**WHAT YOU WILL DO**.
Please pull out the entries below, from the first line up to and including the line with "title-right: +26.0hours bbox=[752, 102, 828, 119]", and reproduce them character for character.

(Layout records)
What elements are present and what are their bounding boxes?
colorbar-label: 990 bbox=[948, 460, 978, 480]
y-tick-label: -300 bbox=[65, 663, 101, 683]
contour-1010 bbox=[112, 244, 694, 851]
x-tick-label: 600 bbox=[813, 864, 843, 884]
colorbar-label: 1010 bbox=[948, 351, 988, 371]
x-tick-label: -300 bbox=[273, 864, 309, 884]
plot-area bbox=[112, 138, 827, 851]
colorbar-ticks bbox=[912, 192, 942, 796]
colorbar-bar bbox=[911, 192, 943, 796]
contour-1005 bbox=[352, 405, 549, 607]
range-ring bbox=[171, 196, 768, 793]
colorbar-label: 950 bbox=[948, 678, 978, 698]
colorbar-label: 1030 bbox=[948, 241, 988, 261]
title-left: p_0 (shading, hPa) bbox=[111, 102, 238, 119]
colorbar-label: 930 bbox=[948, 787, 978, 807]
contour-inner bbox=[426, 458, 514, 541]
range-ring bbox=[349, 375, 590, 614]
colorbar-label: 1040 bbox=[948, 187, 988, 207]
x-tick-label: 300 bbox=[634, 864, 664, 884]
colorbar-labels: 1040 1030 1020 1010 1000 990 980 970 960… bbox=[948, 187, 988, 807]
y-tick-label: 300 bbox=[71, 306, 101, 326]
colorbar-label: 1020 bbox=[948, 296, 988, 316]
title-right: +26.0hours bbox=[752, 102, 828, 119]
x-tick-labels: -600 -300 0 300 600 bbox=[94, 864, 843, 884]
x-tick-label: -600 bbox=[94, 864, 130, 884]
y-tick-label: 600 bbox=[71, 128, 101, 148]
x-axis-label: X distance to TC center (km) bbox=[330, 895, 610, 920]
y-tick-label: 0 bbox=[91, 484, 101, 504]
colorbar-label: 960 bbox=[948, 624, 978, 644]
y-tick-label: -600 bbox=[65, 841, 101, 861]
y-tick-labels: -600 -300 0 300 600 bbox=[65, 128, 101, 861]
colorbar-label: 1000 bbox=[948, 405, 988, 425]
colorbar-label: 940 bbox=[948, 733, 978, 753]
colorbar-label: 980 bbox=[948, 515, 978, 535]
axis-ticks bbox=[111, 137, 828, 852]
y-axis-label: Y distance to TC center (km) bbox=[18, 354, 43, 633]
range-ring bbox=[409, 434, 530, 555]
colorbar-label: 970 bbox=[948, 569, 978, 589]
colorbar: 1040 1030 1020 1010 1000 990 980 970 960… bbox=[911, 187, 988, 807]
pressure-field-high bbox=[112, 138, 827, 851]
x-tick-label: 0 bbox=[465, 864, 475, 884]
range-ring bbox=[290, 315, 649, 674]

**EXPECTED ANSWER**.
What elements are present and what are their bounding boxes?
colorbar-label: 990 bbox=[948, 460, 978, 480]
y-tick-label: -300 bbox=[65, 663, 101, 683]
contour-1010 bbox=[112, 244, 694, 851]
x-tick-label: 600 bbox=[813, 864, 843, 884]
colorbar-label: 1010 bbox=[948, 351, 988, 371]
x-tick-label: -300 bbox=[273, 864, 309, 884]
plot-area bbox=[112, 138, 827, 851]
colorbar-ticks bbox=[912, 192, 942, 796]
colorbar-bar bbox=[911, 192, 943, 796]
contour-1005 bbox=[352, 405, 549, 607]
range-ring bbox=[171, 196, 768, 793]
colorbar-label: 950 bbox=[948, 678, 978, 698]
colorbar-label: 1030 bbox=[948, 241, 988, 261]
title-left: p_0 (shading, hPa) bbox=[111, 102, 238, 119]
colorbar-label: 930 bbox=[948, 787, 978, 807]
contour-inner bbox=[426, 458, 514, 541]
range-ring bbox=[349, 375, 590, 614]
colorbar-label: 1040 bbox=[948, 187, 988, 207]
x-tick-label: 300 bbox=[634, 864, 664, 884]
colorbar-labels: 1040 1030 1020 1010 1000 990 980 970 960… bbox=[948, 187, 988, 807]
y-tick-label: 300 bbox=[71, 306, 101, 326]
colorbar-label: 1020 bbox=[948, 296, 988, 316]
title-right: +26.0hours bbox=[752, 102, 828, 119]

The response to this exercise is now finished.